* DATA
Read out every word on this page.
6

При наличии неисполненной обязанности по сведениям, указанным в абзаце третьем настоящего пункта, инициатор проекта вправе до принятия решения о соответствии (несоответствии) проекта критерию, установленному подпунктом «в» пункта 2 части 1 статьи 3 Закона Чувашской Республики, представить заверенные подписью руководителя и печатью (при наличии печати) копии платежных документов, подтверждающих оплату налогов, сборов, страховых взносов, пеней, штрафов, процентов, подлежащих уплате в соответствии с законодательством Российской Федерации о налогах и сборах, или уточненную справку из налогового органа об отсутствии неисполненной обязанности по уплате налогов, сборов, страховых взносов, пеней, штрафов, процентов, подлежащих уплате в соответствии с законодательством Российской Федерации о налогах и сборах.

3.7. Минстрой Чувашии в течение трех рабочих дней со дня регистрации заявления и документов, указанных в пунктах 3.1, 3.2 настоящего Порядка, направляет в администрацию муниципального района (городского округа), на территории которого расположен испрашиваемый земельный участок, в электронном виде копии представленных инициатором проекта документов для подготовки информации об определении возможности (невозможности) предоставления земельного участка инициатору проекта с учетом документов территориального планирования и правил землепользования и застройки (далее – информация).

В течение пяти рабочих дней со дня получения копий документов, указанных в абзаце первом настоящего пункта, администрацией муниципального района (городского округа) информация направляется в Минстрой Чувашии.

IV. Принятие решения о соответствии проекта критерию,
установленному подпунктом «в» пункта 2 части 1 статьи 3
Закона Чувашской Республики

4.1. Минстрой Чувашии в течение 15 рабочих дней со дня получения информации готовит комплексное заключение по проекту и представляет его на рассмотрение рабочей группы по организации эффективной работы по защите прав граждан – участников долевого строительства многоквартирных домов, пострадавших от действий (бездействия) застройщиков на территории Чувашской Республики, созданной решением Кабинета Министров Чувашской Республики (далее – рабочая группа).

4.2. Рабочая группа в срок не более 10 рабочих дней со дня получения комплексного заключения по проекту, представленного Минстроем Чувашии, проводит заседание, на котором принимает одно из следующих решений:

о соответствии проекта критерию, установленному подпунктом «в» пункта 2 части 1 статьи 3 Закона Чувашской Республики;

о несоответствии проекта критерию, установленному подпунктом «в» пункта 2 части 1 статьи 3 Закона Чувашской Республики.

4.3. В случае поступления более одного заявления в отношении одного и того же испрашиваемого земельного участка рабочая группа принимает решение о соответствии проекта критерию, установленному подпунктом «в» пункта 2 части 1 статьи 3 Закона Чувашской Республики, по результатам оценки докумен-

* EXERCISE PROMPT
Make an exact copy of the listing, including every line.

* TASK SOLUTION
Read out every word on this page.
6

При наличии неисполненной обязанности по сведениям, указанным в абзаце третьем настоящего пункта, инициатор проекта вправе до принятия решения о соответствии (несоответствии) проекта критерию, установленному подпунктом «в» пункта 2 части 1 статьи 3 Закона Чувашской Республики, представить заверенные подписью руководителя и печатью (при наличии печати) копии платежных документов, подтверждающих оплату налогов, сборов, страховых взносов, пеней, штрафов, процентов, подлежащих уплате в соответствии с законодательством Российской Федерации о налогах и сборах, или уточненную справку из налогового органа об отсутствии неисполненной обязанности по уплате налогов, сборов, страховых взносов, пеней, штрафов, процентов, подлежащих уплате в соответствии с законодательством Российской Федерации о налогах и сборах.

3.7. Минстрой Чувашии в течение трех рабочих дней со дня регистрации заявления и документов, указанных в пунктах 3.1, 3.2 настоящего Порядка, направляет в администрацию муниципального района (городского округа), на территории которого расположен испрашиваемый земельный участок, в электронном виде копии представленных инициатором проекта документов для подготовки информации об определении возможности (невозможности) предоставления земельного участка инициатору проекта с учетом документов территориального планирования и правил землепользования и застройки (далее – информация).

В течение пяти рабочих дней со дня получения копий документов, указанных в абзаце первом настоящего пункта, администрацией муниципального района (городского округа) информация направляется в Минстрой Чувашии.

IV. Принятие решения о соответствии проекта критерию,
установленному подпунктом «в» пункта 2 части 1 статьи 3
Закона Чувашской Республики

4.1. Минстрой Чувашии в течение 15 рабочих дней со дня получения информации готовит комплексное заключение по проекту и представляет его на рассмотрение рабочей группы по организации эффективной работы по защите прав граждан – участников долевого строительства многоквартирных домов, пострадавших от действий (бездействия) застройщиков на территории Чувашской Республики, созданной решением Кабинета Министров Чувашской Республики (далее – рабочая группа).

4.2. Рабочая группа в срок не более 10 рабочих дней со дня получения комплексного заключения по проекту, представленного Минстроем Чувашии, проводит заседание, на котором принимает одно из следующих решений:

о соответствии проекта критерию, установленному подпунктом «в» пункта 2 части 1 статьи 3 Закона Чувашской Республики;

о несоответствии проекта критерию, установленному подпунктом «в» пункта 2 части 1 статьи 3 Закона Чувашской Республики.

4.3. В случае поступления более одного заявления в отношении одного и того же испрашиваемого земельного участка рабочая группа принимает решение о соответствии проекта критерию, установленному подпунктом «в» пункта 2 части 1 статьи 3 Закона Чувашской Республики, по результатам оценки докумен-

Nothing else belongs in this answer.